## START Dataset extract
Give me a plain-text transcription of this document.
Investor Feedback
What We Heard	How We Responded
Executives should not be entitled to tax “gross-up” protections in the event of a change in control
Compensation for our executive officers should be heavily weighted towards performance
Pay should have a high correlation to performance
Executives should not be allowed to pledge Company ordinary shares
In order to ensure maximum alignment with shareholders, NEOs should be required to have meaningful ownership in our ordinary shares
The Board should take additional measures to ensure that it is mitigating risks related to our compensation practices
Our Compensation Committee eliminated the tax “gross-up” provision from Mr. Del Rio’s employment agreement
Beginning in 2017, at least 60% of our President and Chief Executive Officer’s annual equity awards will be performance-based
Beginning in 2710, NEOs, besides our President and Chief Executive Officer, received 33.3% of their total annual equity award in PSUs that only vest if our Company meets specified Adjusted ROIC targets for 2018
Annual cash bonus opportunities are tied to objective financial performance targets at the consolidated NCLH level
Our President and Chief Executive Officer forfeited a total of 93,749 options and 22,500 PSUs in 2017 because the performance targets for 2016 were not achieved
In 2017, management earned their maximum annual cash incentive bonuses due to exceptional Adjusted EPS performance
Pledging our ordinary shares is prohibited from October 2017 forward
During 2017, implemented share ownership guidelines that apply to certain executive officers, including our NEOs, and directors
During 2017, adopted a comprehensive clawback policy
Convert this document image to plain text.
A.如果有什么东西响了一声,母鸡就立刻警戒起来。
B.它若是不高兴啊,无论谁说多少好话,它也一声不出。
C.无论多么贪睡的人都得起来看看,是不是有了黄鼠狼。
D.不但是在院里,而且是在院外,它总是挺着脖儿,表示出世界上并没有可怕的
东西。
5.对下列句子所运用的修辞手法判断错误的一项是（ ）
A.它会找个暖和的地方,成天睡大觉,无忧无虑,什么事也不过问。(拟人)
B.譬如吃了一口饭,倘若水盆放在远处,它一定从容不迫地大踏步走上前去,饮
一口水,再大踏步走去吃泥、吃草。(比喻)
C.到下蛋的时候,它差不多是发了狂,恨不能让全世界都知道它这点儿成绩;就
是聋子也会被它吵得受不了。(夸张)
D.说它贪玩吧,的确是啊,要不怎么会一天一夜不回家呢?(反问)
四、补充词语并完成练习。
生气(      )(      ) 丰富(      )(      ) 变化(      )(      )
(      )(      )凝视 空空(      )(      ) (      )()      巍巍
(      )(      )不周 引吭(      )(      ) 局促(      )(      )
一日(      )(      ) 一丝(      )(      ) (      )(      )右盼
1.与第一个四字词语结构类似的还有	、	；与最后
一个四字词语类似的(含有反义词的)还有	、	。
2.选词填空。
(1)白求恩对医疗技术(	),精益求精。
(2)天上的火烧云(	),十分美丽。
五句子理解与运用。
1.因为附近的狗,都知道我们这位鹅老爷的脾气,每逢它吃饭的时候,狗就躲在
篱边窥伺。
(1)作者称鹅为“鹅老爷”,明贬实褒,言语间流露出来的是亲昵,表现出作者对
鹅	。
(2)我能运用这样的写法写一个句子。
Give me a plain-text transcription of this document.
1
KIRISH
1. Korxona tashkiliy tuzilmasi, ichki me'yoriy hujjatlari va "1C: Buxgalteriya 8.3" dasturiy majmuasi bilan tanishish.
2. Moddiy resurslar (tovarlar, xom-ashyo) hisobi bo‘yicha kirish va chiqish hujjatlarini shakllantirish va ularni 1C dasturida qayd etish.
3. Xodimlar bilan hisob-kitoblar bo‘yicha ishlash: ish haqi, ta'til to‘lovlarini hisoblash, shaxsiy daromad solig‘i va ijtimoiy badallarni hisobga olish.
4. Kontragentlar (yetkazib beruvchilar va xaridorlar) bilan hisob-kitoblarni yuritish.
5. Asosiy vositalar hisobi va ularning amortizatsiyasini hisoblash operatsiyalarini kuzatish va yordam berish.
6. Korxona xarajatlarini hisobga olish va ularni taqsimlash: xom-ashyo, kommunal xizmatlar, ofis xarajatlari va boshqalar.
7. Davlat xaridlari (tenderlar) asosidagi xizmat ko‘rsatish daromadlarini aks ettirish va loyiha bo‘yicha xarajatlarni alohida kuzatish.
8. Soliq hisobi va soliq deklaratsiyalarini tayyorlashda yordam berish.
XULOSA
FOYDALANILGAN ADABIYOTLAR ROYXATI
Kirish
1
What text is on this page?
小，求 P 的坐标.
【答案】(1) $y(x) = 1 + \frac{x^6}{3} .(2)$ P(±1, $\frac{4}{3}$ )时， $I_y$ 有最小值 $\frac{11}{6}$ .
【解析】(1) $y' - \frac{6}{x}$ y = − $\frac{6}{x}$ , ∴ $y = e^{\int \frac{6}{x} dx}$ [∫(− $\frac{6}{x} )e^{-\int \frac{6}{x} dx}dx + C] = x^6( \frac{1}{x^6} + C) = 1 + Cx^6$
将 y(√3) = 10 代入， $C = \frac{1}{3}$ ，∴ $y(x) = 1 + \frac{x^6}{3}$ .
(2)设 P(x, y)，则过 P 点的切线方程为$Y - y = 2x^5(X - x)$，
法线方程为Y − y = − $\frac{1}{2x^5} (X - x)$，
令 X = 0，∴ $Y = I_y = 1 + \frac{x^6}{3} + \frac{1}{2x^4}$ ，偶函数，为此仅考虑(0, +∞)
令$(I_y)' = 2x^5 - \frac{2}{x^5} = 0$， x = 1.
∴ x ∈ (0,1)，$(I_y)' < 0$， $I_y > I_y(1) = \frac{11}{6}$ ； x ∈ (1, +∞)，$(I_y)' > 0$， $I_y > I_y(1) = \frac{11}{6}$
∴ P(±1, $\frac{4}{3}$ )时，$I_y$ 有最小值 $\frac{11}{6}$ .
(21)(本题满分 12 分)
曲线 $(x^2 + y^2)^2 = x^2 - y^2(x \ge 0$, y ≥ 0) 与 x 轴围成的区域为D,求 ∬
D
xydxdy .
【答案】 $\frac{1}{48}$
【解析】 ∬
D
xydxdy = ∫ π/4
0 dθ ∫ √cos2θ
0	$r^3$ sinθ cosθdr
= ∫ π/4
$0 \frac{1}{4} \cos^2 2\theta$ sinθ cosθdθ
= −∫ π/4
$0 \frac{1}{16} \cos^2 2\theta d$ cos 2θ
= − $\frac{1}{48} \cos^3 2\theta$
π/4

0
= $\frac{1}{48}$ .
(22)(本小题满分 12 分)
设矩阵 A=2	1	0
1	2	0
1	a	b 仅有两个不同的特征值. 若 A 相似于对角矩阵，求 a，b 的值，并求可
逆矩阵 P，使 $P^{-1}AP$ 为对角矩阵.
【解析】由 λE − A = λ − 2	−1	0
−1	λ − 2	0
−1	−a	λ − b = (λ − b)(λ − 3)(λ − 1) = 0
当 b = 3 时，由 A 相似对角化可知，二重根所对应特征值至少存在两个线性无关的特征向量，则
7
## END Dataset extract
» Aim:
Collect the complete line wherever the string "this" appears in the records.

» Result below:
Give me a plain-text transcription of this document.
Convert this document image to plain text.
Give me a plain-text transcription of this document.
What text is on this page?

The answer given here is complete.